• Instruction: Find each line containing the string "Schmidt" and return it.

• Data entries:
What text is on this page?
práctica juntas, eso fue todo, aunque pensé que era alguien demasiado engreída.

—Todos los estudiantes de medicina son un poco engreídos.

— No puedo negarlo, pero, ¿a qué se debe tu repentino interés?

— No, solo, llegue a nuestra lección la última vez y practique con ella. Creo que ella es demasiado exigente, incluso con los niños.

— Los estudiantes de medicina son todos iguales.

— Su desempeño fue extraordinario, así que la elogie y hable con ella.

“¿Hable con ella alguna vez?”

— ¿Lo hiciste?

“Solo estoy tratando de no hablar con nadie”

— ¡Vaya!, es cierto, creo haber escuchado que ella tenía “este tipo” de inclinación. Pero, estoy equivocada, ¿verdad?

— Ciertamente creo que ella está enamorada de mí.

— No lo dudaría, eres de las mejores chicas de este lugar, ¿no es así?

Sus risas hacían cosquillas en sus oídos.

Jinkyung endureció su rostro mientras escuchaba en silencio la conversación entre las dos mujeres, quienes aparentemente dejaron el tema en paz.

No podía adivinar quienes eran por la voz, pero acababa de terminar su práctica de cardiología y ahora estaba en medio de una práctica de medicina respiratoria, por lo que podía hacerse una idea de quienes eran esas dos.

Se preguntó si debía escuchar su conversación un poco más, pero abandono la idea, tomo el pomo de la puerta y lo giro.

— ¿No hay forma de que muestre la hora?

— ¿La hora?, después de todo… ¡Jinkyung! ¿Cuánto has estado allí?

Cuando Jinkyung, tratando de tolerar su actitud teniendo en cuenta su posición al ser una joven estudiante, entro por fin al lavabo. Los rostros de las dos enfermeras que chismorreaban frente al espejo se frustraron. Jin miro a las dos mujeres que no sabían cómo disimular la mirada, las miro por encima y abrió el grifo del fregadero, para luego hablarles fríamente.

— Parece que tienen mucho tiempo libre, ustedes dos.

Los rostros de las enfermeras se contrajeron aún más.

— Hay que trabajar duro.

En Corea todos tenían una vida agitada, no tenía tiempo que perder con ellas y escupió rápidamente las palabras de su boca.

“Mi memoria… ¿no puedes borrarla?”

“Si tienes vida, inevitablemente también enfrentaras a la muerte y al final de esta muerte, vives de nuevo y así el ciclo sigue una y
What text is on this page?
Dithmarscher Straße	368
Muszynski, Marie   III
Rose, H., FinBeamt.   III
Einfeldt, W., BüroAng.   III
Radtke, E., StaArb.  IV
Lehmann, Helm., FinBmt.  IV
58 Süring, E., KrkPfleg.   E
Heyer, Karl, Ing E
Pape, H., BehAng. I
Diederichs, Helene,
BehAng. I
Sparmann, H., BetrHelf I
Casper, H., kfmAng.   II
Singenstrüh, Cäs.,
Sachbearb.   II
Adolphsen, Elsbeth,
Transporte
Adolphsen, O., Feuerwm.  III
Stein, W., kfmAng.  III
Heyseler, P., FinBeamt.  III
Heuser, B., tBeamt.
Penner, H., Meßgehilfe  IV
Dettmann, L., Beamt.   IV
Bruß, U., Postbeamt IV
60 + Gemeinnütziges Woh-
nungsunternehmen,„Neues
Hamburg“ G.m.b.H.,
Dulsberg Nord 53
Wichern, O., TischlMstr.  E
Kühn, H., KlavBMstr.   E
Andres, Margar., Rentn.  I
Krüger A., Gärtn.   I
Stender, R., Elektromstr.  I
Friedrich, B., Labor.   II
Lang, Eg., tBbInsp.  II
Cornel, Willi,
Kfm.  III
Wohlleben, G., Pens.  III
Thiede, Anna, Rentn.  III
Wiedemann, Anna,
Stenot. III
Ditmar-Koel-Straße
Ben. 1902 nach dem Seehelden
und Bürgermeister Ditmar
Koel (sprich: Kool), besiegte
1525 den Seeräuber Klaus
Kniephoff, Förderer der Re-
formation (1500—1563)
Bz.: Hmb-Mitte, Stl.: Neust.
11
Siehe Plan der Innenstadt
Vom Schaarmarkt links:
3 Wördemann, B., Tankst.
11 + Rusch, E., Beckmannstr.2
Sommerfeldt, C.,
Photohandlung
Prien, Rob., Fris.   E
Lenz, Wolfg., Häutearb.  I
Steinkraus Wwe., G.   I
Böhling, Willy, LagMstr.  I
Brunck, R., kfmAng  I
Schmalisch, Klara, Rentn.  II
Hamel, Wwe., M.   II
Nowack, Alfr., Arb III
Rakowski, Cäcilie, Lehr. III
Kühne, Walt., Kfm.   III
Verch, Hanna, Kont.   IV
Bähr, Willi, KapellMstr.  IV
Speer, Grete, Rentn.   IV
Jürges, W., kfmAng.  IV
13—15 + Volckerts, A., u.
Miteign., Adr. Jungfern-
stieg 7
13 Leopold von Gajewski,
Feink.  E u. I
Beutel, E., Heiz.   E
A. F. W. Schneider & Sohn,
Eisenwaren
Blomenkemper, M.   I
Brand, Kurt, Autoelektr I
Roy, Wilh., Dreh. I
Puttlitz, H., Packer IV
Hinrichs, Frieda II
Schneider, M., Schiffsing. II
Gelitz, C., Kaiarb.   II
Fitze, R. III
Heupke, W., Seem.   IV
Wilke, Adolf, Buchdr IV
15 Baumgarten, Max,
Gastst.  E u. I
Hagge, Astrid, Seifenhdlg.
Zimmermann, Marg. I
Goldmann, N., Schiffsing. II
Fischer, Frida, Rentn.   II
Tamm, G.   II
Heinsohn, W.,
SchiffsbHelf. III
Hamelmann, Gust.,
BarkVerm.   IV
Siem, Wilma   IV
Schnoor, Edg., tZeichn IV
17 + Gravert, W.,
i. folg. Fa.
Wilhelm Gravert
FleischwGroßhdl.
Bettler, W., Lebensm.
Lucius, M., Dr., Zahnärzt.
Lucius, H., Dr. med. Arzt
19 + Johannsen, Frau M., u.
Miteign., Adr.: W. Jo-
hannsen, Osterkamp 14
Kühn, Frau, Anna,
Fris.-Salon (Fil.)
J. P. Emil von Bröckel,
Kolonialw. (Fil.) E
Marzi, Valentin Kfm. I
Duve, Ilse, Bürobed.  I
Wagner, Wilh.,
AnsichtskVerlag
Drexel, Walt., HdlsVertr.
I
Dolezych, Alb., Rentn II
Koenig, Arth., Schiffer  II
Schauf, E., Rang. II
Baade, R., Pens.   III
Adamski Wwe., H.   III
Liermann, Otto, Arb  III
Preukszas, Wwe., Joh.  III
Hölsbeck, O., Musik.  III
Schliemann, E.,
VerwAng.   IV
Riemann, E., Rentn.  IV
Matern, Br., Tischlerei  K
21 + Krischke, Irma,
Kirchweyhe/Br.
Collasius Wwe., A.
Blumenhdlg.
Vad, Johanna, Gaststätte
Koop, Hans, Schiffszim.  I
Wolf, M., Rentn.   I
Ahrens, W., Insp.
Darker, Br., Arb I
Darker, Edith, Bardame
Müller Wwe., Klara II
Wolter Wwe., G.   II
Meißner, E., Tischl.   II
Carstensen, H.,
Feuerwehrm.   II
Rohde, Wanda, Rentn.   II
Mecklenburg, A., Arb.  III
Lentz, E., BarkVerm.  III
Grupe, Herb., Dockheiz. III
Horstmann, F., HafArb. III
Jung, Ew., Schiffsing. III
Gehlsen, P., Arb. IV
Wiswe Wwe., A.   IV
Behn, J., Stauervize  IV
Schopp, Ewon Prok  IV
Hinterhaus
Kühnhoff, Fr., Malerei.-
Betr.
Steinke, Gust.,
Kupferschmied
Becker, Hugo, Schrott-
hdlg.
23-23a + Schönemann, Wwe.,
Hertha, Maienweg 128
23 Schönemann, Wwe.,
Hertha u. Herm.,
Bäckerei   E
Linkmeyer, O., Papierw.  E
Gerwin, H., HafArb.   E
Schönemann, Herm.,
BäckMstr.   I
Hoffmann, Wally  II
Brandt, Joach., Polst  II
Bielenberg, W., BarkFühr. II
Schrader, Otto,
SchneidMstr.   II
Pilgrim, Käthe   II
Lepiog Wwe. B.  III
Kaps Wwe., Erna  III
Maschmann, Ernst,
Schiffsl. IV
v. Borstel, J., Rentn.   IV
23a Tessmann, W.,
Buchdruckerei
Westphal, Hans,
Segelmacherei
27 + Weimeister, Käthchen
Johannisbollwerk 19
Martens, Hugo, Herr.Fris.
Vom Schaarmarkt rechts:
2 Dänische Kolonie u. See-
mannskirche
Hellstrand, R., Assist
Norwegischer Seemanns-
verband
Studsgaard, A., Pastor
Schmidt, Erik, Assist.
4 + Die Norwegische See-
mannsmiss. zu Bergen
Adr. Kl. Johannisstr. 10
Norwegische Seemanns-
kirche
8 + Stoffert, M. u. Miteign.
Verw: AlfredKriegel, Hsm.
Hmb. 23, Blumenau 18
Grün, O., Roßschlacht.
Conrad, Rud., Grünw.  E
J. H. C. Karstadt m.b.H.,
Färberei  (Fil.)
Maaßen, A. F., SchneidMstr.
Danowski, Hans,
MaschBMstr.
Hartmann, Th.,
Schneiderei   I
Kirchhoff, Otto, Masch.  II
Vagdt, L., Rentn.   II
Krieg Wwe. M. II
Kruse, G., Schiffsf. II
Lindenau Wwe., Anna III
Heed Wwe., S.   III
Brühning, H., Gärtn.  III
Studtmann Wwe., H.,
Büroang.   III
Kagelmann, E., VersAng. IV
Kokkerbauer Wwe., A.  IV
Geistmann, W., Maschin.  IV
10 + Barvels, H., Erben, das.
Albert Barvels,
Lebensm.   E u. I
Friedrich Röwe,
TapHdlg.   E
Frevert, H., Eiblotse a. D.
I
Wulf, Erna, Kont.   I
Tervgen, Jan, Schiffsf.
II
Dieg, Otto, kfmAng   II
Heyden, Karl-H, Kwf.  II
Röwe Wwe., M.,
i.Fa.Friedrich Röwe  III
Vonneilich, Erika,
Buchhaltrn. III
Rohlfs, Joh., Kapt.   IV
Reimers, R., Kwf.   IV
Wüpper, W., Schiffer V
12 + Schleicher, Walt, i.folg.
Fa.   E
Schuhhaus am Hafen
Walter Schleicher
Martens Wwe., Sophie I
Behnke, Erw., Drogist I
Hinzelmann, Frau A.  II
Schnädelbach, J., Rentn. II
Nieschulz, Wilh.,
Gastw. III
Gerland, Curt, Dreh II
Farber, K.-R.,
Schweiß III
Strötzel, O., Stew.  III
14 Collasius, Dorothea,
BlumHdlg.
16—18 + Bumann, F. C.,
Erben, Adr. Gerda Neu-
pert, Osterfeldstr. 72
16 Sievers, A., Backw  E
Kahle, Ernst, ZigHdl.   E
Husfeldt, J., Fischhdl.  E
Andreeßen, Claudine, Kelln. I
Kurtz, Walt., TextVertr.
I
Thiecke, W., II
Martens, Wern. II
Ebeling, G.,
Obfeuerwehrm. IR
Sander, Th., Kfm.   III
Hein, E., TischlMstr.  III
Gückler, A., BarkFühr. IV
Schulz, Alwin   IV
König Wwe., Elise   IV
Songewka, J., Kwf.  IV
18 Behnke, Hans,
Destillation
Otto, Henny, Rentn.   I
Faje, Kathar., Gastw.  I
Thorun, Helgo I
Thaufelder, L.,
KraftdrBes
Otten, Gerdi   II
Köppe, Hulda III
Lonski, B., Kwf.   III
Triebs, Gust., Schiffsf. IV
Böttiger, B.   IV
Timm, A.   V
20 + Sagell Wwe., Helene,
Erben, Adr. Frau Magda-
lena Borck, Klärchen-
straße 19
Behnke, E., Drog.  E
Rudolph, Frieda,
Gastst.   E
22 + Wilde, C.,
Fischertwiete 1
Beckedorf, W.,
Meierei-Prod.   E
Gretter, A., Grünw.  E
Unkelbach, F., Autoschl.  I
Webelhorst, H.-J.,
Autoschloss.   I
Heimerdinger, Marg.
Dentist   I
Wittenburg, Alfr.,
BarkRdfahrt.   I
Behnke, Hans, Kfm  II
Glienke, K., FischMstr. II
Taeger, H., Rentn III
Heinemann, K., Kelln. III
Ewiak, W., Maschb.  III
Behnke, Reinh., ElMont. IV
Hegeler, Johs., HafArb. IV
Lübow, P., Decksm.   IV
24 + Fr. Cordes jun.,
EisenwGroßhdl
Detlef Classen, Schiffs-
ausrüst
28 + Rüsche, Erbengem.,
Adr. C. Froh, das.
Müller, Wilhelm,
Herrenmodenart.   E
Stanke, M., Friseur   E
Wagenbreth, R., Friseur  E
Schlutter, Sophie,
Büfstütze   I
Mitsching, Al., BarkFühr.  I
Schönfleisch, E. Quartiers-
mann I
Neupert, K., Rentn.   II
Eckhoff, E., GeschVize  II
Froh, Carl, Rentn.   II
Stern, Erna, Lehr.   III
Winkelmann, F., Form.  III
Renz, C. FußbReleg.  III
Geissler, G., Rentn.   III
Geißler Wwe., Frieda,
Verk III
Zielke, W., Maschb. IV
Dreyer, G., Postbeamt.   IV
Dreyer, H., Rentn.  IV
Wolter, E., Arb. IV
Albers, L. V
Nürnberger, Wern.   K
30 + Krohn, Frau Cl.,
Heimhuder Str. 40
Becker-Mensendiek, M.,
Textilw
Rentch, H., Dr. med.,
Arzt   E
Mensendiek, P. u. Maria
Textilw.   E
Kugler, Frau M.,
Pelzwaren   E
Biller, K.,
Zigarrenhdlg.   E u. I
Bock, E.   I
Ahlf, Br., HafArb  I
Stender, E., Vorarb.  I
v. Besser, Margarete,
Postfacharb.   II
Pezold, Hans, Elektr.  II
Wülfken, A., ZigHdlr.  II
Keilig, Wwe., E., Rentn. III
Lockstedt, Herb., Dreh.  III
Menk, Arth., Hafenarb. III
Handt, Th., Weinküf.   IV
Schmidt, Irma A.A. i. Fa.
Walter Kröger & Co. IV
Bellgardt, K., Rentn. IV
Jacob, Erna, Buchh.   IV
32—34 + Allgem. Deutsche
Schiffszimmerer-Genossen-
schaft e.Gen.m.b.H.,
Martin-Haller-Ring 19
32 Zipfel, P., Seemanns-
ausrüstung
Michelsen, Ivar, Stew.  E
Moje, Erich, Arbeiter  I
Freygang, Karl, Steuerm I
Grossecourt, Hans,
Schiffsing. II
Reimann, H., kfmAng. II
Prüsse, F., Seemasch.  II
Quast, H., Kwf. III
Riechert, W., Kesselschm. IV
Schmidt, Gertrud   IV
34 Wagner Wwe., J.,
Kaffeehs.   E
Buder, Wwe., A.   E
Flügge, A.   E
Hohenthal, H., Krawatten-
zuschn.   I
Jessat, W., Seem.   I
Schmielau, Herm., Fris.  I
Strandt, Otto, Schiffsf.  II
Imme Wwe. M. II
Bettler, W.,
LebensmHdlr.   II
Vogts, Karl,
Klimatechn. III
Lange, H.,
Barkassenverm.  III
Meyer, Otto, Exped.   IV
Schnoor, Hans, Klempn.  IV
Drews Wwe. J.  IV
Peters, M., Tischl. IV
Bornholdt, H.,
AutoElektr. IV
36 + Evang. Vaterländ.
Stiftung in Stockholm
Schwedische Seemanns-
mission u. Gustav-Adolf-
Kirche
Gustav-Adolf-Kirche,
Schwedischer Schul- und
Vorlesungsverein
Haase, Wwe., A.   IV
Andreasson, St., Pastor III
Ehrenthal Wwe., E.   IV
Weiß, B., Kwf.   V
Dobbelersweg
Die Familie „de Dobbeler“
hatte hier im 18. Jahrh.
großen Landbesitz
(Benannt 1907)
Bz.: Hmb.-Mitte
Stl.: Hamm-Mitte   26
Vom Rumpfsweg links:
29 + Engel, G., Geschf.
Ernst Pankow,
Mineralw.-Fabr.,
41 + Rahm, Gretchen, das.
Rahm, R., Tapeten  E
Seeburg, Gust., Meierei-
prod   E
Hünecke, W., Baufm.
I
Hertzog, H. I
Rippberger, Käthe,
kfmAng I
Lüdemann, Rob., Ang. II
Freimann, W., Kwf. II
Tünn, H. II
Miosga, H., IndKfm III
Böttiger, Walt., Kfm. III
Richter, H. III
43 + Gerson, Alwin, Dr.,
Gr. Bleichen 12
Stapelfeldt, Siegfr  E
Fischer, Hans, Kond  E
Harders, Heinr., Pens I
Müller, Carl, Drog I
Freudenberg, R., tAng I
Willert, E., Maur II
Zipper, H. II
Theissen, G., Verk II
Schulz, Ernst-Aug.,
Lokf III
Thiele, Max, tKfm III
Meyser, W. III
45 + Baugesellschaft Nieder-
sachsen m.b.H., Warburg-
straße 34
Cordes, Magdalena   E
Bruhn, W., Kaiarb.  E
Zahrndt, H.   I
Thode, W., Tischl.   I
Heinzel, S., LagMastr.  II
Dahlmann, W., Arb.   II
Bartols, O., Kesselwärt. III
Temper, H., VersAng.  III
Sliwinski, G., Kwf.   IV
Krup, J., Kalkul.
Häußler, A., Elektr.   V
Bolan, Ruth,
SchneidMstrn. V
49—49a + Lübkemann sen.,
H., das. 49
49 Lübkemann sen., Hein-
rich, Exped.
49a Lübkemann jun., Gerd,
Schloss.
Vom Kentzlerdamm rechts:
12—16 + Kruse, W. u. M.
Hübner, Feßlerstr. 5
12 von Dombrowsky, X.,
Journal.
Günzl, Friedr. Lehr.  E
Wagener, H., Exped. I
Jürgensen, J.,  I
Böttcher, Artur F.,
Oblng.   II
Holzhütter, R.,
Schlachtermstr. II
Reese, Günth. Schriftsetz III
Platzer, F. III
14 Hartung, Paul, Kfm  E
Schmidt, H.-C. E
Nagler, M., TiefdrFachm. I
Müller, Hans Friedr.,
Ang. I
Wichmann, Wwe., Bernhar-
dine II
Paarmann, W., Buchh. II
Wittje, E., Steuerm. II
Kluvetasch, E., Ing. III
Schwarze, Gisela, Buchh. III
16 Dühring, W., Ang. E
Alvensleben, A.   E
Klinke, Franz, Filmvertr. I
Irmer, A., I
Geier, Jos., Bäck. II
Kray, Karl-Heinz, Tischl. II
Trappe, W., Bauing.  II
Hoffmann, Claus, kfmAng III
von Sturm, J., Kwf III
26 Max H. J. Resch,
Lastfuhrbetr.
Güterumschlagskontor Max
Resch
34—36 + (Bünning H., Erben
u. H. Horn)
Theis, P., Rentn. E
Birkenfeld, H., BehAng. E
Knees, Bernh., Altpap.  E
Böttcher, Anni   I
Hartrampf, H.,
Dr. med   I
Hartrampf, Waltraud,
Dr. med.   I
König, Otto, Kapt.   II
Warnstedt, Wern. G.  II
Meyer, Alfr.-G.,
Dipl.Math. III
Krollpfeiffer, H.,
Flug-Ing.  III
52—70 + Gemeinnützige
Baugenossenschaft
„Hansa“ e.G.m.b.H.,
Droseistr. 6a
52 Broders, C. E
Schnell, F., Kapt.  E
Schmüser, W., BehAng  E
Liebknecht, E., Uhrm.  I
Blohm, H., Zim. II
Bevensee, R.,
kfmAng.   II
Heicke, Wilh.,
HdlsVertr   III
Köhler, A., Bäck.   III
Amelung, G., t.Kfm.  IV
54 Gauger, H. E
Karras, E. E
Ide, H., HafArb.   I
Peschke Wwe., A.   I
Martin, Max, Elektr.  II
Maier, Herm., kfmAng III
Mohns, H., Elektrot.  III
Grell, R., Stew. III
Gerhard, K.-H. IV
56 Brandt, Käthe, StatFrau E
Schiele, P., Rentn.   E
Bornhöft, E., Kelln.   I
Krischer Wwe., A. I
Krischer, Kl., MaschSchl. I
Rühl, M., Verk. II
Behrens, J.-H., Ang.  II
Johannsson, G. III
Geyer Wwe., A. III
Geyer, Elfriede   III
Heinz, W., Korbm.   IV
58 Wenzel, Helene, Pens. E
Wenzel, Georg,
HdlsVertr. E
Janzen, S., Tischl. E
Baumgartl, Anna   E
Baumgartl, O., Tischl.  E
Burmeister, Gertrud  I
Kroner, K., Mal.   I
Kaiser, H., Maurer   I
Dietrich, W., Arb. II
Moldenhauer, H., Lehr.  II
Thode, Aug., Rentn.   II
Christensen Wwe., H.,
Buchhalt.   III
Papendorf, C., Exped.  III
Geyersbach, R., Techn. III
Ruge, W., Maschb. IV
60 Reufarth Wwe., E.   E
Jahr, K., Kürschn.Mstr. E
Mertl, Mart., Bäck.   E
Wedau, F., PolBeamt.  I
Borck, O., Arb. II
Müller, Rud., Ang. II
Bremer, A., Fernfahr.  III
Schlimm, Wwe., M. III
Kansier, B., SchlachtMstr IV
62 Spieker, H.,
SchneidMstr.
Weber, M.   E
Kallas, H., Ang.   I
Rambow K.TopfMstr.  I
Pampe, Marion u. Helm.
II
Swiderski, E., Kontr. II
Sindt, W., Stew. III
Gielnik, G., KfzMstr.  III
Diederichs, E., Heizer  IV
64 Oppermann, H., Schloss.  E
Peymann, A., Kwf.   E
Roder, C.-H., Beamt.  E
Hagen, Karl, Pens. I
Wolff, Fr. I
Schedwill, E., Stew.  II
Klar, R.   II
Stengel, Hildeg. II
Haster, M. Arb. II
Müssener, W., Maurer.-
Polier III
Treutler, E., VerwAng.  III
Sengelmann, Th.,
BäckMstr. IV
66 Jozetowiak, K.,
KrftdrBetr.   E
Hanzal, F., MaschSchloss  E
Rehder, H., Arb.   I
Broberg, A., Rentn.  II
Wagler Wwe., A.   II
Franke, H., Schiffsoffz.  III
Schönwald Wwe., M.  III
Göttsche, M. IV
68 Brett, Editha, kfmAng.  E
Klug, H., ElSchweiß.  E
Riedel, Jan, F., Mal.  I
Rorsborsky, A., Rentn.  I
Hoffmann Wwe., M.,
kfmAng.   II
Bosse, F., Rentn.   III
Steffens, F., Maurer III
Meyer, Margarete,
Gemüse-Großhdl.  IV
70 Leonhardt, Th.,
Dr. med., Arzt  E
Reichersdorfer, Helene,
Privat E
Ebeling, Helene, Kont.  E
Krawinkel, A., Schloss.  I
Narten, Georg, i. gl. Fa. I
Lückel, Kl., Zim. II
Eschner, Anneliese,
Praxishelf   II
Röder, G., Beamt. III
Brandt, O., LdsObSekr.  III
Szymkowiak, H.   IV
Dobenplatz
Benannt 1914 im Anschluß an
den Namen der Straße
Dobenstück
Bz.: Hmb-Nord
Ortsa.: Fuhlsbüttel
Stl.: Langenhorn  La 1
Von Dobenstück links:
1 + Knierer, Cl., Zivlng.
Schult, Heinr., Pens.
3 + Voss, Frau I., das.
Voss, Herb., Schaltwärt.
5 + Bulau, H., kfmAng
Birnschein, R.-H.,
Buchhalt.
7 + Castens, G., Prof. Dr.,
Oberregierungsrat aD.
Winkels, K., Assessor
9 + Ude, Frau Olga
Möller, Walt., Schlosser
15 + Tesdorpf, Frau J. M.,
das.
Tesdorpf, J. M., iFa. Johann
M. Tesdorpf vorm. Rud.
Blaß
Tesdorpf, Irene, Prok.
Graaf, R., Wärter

• Answer to the problem:
Schmidt, Erik, Assist.
Schmidt, Irma A.A. i. Fa.
Schmidt, Gertrud   IV
Schmidt, H.-C. E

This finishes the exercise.